## DIRECTIVE
Write out every entry exactly as it stands.

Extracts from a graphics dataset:
━━━━

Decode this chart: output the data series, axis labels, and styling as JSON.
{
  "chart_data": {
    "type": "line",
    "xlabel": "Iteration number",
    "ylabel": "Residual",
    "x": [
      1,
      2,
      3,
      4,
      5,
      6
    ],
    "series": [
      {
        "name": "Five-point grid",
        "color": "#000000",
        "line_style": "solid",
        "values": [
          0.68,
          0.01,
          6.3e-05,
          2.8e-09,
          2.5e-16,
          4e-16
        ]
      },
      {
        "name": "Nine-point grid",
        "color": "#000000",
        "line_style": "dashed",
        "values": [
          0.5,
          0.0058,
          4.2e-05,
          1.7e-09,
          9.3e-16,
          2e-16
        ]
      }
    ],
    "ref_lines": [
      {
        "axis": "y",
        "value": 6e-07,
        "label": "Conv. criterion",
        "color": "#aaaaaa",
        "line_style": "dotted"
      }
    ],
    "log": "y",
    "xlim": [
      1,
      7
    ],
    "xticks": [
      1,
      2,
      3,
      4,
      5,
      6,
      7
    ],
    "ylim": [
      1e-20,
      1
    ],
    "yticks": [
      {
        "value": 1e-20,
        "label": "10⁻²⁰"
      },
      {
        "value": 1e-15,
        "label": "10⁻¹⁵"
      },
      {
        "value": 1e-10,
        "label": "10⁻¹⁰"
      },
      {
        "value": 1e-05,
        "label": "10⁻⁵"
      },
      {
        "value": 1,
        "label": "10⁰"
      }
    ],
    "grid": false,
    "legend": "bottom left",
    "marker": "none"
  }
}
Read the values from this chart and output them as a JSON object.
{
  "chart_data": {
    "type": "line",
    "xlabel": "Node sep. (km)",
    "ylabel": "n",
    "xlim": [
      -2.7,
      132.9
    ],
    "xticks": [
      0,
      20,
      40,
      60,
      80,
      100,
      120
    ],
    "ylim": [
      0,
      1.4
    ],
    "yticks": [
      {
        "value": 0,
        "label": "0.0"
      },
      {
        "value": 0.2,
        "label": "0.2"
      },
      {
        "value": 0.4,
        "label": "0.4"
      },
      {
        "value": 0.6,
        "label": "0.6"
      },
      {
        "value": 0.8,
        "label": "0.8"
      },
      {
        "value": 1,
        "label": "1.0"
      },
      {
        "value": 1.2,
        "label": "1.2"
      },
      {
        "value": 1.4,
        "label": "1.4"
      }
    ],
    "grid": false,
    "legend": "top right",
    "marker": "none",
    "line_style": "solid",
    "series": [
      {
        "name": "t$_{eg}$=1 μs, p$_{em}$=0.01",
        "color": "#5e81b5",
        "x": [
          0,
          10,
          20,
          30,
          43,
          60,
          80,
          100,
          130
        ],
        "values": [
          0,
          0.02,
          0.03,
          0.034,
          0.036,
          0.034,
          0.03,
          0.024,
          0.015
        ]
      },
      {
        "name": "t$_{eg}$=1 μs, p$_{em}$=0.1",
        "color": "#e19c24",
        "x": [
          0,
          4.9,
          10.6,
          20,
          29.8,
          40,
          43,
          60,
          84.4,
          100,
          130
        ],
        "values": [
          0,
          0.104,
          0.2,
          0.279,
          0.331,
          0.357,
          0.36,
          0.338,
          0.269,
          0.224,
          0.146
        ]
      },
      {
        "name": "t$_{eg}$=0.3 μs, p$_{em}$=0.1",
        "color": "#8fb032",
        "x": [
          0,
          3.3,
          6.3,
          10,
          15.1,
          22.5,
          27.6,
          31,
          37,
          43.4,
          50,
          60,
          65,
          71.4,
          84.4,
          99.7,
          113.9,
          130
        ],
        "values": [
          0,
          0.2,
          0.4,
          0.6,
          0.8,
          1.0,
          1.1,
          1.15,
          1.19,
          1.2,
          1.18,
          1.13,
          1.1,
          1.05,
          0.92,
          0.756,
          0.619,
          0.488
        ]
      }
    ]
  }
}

━━━━

## ANSWER FOR THE TASK
Decode this chart: output the data series, axis labels, and styling as JSON.
{
  "chart_data": {
    "type": "line",
    "xlabel": "Iteration number",
    "ylabel": "Residual",
    "x": [
      1,
      2,
      3,
      4,
      5,
      6
    ],
    "series": [
      {
        "name": "Five-point grid",
        "color": "#000000",
        "line_style": "solid",
        "values": [
          0.68,
          0.01,
          6.3e-05,
          2.8e-09,
          2.5e-16,
          4e-16
        ]
      },
      {
        "name": "Nine-point grid",
        "color": "#000000",
        "line_style": "dashed",
        "values": [
          0.5,
          0.0058,
          4.2e-05,
          1.7e-09,
          9.3e-16,
          2e-16
        ]
      }
    ],
    "ref_lines": [
      {
        "axis": "y",
        "value": 6e-07,
        "label": "Conv. criterion",
        "color": "#aaaaaa",
        "line_style": "dotted"
      }
    ],
    "log": "y",
    "xlim": [
      1,
      7
    ],
    "xticks": [
      1,
      2,
      3,
      4,
      5,
      6,
      7
    ],
    "ylim": [
      1e-20,
      1
    ],
    "yticks": [
      {
        "value": 1e-20,
        "label": "10⁻²⁰"
      },
      {
        "value": 1e-15,
        "label": "10⁻¹⁵"
      },
      {
        "value": 1e-10,
        "label": "10⁻¹⁰"
      },
      {
        "value": 1e-05,
        "label": "10⁻⁵"
      },
      {
        "value": 1,
        "label": "10⁰"
      }
    ],
    "grid": false,
    "legend": "bottom left",
    "marker": "none"
  }
}
Read the values from this chart and output them as a JSON object.
{
  "chart_data": {
    "type": "line",
    "xlabel": "Node sep. (km)",
    "ylabel": "n",
    "xlim": [
      -2.7,
      132.9
    ],
    "xticks": [
      0,
      20,
      40,
      60,
      80,
      100,
      120
    ],
    "ylim": [
      0,
      1.4
    ],
    "yticks": [
      {
        "value": 0,
        "label": "0.0"
      },
      {
        "value": 0.2,
        "label": "0.2"
      },
      {
        "value": 0.4,
        "label": "0.4"
      },
      {
        "value": 0.6,
        "label": "0.6"
      },
      {
        "value": 0.8,
        "label": "0.8"
      },
      {
        "value": 1,
        "label": "1.0"
      },
      {
        "value": 1.2,
        "label": "1.2"
      },
      {
        "value": 1.4,
        "label": "1.4"
      }
    ],
    "grid": false,
    "legend": "top right",
    "marker": "none",
    "line_style": "solid",
    "series": [
      {
        "name": "t$_{eg}$=1 μs, p$_{em}$=0.01",
        "color": "#5e81b5",
        "x": [
          0,
          10,
          20,
          30,
          43,
          60,
          80,
          100,
          130
        ],
        "values": [
          0,
          0.02,
          0.03,
          0.034,
          0.036,
          0.034,
          0.03,
          0.024,
          0.015
        ]
      },
      {
        "name": "t$_{eg}$=1 μs, p$_{em}$=0.1",
        "color": "#e19c24",
        "x": [
          0,
          4.9,
          10.6,
          20,
          29.8,
          40,
          43,
          60,
          84.4,
          100,
          130
        ],
        "values": [
          0,
          0.104,
          0.2,
          0.279,
          0.331,
          0.357,
          0.36,
          0.338,
          0.269,
          0.224,
          0.146
        ]
      },
      {
        "name": "t$_{eg}$=0.3 μs, p$_{em}$=0.1",
        "color": "#8fb032",
        "x": [
          0,
          3.3,
          6.3,
          10,
          15.1,
          22.5,
          27.6,
          31,
          37,
          43.4,
          50,
          60,
          65,
          71.4,
          84.4,
          99.7,
          113.9,
          130
        ],
        "values": [
          0,
          0.2,
          0.4,
          0.6,
          0.8,
          1.0,
          1.1,
          1.15,
          1.19,
          1.2,
          1.18,
          1.13,
          1.1,
          1.05,
          0.92,
          0.756,
          0.619,
          0.488
        ]
      }
    ]
  }
}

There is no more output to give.